Start RECORDS SUPPLIED
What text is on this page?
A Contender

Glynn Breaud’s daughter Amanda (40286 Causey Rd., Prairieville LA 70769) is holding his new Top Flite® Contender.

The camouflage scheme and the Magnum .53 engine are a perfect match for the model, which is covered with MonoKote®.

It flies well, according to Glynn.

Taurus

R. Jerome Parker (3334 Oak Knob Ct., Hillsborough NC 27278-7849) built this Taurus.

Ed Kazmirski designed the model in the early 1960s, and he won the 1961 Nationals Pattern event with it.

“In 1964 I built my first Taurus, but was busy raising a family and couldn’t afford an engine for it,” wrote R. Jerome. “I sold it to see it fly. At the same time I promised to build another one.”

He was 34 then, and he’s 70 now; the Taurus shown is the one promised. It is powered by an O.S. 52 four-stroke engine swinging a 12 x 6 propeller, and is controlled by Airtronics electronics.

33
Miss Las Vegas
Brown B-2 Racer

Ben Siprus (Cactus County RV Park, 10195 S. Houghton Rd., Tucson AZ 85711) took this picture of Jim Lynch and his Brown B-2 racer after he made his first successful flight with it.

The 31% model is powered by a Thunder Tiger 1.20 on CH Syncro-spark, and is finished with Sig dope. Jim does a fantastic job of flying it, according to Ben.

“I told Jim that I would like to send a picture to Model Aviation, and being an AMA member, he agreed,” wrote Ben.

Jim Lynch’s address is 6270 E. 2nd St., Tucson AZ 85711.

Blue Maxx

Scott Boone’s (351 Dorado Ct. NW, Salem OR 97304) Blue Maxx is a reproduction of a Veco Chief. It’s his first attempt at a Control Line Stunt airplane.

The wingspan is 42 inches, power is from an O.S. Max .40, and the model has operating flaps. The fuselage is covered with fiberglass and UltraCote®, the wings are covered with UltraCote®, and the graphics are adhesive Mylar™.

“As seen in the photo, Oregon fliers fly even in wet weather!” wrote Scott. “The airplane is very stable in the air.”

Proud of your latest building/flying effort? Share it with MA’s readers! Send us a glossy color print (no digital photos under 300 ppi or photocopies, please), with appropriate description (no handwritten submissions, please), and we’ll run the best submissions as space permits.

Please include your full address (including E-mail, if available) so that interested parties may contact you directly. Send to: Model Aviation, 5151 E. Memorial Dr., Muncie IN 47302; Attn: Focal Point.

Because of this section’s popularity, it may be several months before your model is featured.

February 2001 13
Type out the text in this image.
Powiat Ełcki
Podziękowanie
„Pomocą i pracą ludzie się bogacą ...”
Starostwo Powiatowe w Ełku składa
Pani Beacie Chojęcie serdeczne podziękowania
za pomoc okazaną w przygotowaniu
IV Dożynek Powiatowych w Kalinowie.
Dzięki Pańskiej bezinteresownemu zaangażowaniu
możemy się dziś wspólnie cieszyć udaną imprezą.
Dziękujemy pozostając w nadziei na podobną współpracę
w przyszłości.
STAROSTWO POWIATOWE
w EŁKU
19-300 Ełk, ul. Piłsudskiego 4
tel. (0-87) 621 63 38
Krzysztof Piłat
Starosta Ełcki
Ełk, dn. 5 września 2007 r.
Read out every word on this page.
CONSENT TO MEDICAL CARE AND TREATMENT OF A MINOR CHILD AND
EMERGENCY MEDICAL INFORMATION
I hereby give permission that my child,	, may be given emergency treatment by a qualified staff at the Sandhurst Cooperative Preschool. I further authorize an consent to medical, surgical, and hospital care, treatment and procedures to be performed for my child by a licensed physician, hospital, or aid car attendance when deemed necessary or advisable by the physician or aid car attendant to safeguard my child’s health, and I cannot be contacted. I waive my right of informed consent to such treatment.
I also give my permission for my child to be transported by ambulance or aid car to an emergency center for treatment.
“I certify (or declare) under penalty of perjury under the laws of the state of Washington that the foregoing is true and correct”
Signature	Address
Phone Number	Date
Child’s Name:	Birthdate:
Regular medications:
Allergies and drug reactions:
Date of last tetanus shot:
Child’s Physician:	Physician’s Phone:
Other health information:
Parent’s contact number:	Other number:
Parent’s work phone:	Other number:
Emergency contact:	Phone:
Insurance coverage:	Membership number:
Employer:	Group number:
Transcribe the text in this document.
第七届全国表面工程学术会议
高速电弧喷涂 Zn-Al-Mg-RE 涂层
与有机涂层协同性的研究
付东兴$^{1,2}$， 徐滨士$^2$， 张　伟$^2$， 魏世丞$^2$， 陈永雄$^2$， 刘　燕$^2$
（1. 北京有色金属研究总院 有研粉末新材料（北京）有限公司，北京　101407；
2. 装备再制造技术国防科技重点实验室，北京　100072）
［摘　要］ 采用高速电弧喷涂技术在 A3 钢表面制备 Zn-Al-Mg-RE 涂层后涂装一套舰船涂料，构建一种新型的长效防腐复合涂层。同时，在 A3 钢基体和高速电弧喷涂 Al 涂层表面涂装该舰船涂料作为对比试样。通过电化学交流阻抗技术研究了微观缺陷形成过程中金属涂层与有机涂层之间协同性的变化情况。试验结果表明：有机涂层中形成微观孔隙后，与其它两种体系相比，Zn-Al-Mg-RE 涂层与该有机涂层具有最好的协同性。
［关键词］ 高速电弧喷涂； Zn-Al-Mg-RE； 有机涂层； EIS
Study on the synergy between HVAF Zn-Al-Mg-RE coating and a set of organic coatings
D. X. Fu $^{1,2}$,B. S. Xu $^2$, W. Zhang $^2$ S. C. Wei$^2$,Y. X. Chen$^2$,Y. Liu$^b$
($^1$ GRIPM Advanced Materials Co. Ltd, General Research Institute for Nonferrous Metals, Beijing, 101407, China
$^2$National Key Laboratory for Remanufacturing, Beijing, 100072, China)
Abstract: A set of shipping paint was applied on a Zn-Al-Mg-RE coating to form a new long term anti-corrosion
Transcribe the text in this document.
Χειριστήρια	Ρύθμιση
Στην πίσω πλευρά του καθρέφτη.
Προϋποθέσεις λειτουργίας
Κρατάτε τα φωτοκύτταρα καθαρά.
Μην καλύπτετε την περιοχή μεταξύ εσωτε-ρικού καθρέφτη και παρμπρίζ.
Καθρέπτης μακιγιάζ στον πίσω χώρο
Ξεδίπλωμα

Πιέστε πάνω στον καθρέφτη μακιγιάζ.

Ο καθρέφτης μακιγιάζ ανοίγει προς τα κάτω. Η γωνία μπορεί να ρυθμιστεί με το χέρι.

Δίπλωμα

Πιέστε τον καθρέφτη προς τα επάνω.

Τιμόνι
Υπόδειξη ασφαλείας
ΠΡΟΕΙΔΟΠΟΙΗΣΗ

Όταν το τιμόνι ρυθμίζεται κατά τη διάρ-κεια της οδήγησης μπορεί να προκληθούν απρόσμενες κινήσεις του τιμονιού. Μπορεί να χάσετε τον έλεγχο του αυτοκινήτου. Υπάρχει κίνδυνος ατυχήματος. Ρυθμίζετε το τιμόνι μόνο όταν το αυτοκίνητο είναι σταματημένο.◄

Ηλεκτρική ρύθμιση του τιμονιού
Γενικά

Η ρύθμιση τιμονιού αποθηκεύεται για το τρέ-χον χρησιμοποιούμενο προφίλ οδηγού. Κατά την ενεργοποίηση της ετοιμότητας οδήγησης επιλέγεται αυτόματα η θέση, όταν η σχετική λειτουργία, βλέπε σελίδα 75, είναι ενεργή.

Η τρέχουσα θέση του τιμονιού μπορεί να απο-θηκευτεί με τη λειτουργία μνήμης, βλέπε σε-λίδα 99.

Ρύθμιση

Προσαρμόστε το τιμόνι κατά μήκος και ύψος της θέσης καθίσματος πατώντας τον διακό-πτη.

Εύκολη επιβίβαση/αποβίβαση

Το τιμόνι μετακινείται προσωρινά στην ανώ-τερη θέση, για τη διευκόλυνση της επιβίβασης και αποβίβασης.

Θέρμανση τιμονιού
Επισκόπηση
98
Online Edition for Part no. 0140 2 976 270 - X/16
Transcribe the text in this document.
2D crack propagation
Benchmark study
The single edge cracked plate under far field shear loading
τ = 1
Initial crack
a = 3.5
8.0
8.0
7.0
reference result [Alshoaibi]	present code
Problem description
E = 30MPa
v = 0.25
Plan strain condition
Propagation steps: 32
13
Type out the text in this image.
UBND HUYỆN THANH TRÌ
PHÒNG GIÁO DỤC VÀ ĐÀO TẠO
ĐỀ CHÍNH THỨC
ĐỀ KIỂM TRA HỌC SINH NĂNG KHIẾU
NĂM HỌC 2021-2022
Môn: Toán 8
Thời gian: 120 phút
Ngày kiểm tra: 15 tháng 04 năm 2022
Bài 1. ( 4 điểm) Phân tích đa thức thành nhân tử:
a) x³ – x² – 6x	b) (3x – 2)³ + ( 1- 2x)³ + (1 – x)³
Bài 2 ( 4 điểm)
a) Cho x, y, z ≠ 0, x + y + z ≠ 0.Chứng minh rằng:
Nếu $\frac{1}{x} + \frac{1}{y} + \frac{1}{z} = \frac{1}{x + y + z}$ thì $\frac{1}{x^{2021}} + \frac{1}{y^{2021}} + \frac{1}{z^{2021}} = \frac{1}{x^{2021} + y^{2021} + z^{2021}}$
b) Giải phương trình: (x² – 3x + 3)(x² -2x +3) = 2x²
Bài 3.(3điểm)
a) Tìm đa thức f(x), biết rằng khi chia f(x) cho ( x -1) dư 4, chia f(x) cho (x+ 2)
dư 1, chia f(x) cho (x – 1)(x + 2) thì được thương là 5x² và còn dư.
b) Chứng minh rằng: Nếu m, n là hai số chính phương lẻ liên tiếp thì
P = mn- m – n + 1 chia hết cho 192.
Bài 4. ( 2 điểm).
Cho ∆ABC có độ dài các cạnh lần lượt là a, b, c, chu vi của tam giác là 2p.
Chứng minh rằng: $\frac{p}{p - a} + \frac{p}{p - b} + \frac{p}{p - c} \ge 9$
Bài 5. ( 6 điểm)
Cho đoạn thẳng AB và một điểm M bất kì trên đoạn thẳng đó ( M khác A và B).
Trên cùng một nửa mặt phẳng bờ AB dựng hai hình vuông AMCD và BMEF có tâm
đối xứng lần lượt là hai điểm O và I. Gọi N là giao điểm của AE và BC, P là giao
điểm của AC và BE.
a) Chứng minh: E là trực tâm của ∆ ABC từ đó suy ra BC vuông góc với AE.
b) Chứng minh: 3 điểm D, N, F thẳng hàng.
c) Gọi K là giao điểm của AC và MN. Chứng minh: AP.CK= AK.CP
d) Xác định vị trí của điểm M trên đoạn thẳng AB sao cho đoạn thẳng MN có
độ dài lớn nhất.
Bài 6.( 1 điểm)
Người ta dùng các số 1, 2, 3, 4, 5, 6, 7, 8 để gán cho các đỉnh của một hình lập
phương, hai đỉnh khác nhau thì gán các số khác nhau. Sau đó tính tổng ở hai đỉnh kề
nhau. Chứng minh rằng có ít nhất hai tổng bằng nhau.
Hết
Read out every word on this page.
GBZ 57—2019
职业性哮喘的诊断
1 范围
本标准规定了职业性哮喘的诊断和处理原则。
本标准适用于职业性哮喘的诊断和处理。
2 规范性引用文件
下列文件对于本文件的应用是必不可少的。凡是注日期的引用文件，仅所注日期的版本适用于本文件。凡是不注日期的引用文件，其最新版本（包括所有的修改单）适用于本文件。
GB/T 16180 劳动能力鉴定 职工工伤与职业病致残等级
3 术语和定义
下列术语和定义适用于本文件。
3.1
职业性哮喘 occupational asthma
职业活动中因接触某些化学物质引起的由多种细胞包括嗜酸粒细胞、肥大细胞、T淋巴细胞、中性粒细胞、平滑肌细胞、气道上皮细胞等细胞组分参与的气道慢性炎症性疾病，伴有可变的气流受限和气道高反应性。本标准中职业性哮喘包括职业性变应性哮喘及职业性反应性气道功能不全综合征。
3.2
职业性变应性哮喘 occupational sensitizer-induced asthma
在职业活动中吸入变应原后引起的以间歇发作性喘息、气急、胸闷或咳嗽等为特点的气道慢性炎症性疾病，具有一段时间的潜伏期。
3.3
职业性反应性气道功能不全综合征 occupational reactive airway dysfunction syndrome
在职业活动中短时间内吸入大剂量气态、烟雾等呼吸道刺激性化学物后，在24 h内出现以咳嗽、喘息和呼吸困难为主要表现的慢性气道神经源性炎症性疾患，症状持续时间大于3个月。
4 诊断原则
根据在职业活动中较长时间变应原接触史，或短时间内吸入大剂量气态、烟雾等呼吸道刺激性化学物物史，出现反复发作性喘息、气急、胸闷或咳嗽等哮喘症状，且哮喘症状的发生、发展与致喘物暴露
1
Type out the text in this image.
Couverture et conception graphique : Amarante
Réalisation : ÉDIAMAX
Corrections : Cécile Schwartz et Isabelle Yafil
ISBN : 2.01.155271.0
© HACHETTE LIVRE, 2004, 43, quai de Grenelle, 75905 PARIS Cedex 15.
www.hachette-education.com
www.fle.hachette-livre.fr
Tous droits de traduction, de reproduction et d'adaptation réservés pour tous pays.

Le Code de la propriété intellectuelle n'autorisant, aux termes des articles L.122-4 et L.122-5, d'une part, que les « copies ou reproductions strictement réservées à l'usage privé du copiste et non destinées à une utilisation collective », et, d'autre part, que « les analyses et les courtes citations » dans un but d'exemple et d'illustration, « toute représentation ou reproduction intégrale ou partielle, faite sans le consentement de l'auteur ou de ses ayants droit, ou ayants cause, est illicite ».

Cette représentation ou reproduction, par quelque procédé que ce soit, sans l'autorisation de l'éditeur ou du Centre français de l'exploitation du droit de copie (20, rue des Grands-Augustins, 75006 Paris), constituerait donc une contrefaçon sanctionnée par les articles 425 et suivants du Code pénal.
End RECORDS SUPPLIED
Using the listing above, pull out all lines that hold the word "khác".

# SOLUTION TO THE EXERCISE
Cho đoạn thẳng AB và một điểm M bất kì trên đoạn thẳng đó ( M khác A và B).
phương, hai đỉnh khác nhau thì gán các số khác nhau. Sau đó tính tổng ở hai đỉnh kề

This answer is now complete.